● Stated task
Identify the lines that include the word "have", then copy all of them.
::::::
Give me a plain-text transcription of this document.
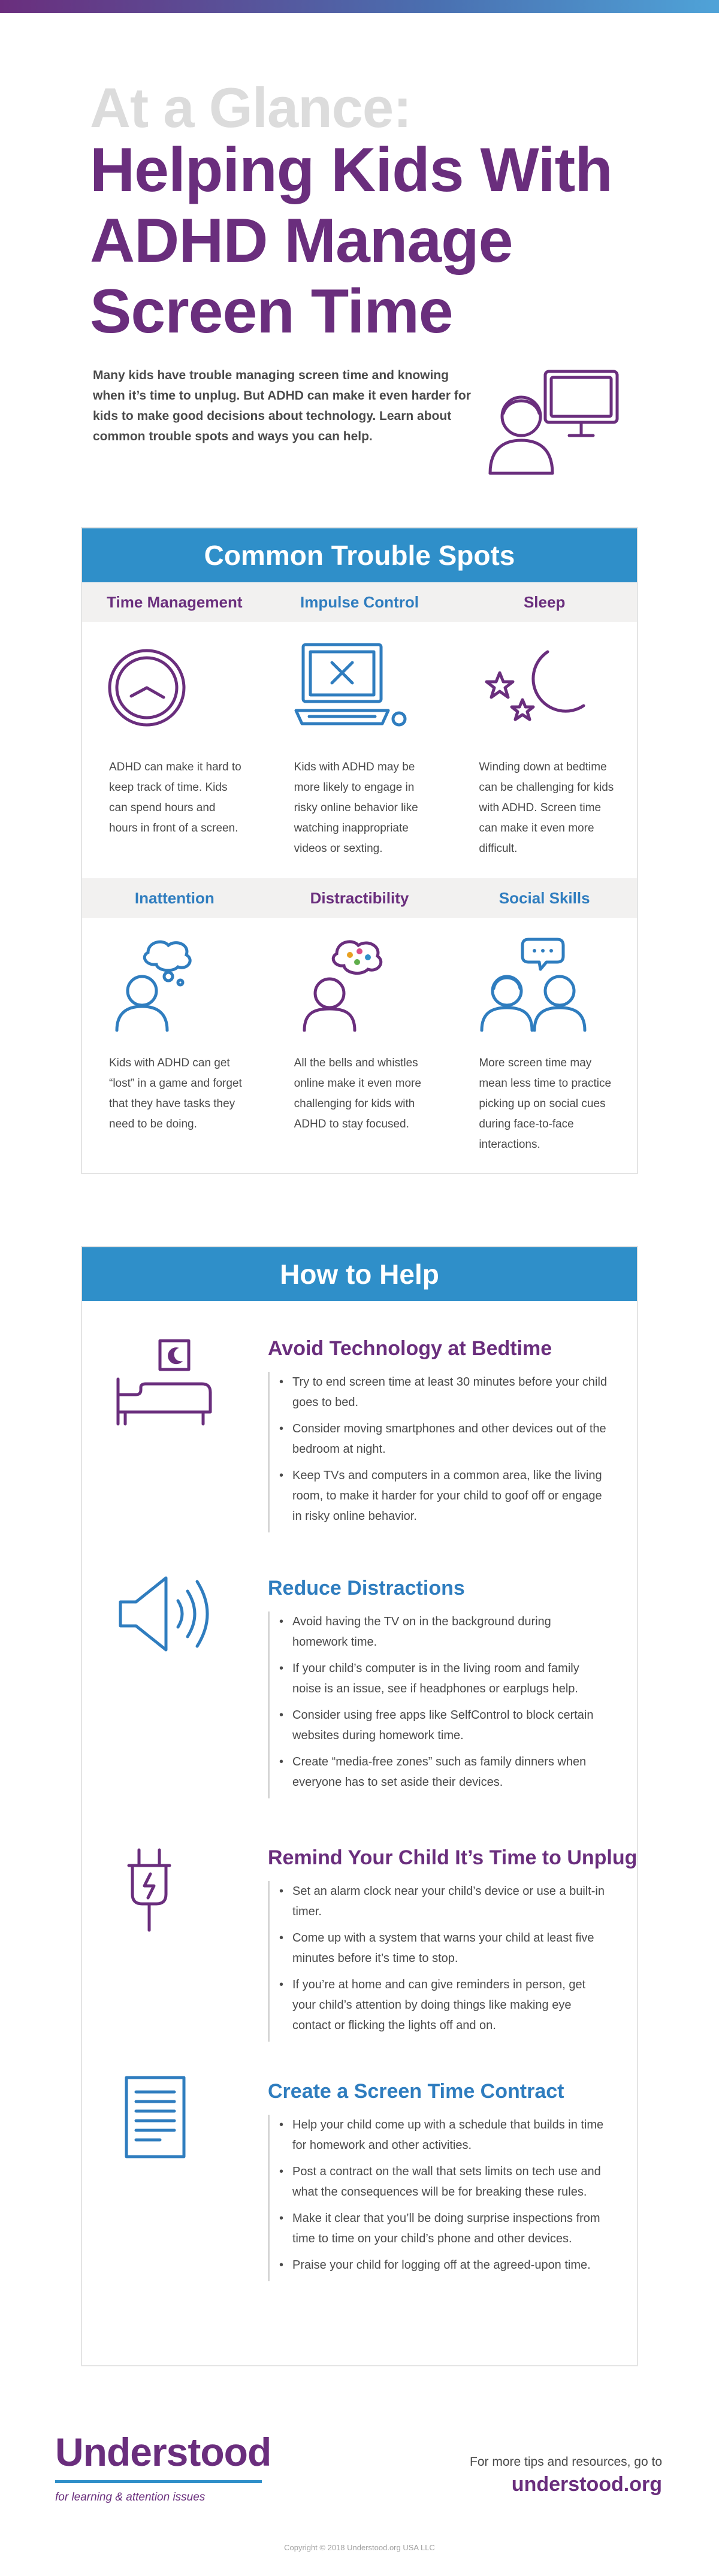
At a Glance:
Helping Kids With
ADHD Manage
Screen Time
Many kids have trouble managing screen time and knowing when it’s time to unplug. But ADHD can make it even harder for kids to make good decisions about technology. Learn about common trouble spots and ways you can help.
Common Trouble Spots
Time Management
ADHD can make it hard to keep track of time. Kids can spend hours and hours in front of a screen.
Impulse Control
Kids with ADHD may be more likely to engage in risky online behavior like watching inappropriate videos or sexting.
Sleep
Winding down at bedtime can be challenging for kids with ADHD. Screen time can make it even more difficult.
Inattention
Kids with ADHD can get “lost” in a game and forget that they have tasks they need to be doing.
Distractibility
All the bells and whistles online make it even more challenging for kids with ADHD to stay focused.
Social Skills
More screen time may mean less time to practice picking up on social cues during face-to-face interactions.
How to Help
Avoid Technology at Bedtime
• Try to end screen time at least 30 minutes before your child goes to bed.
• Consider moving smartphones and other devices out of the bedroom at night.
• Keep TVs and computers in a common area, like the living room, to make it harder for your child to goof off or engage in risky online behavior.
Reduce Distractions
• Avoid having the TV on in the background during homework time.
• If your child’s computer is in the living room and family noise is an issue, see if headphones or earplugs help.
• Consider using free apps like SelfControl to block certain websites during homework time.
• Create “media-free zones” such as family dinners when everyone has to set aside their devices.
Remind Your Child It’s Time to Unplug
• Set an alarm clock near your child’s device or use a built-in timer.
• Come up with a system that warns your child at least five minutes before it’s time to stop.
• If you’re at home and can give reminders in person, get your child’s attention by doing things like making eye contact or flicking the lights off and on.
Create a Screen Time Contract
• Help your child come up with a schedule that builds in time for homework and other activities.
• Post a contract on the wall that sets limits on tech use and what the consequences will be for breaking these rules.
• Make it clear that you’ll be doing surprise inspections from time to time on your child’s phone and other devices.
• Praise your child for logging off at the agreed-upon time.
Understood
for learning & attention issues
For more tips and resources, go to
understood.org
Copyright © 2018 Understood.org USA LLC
::::::
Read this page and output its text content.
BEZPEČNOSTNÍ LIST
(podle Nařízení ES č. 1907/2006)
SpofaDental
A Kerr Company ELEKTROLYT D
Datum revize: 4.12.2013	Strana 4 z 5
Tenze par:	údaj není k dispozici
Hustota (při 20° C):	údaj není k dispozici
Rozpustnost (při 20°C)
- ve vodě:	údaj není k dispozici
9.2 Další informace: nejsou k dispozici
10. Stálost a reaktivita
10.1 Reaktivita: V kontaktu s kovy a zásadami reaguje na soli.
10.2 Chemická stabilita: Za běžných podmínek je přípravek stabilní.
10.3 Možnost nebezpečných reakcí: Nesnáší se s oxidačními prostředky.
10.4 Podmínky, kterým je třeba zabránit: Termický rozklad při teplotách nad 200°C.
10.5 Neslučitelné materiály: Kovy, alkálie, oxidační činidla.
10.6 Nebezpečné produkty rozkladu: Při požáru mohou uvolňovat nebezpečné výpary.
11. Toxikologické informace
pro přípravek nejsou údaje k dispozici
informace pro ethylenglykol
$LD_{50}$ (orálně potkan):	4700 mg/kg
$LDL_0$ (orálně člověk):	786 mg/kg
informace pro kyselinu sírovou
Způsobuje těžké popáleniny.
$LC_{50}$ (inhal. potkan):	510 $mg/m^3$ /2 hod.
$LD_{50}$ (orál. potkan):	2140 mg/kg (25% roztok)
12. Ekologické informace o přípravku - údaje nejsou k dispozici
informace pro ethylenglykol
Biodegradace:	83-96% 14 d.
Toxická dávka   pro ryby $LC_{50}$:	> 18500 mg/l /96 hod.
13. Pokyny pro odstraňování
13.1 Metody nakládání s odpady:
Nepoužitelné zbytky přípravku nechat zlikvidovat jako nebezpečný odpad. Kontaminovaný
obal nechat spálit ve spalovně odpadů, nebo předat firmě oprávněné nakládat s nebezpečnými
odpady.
::::::
● Worked solution
Many kids have trouble managing screen time and knowing when it’s time to unplug. But ADHD can make it even harder for kids to make good decisions about technology. Learn about common trouble spots and ways you can help.
Kids with ADHD can get “lost” in a game and forget that they have tasks they need to be doing.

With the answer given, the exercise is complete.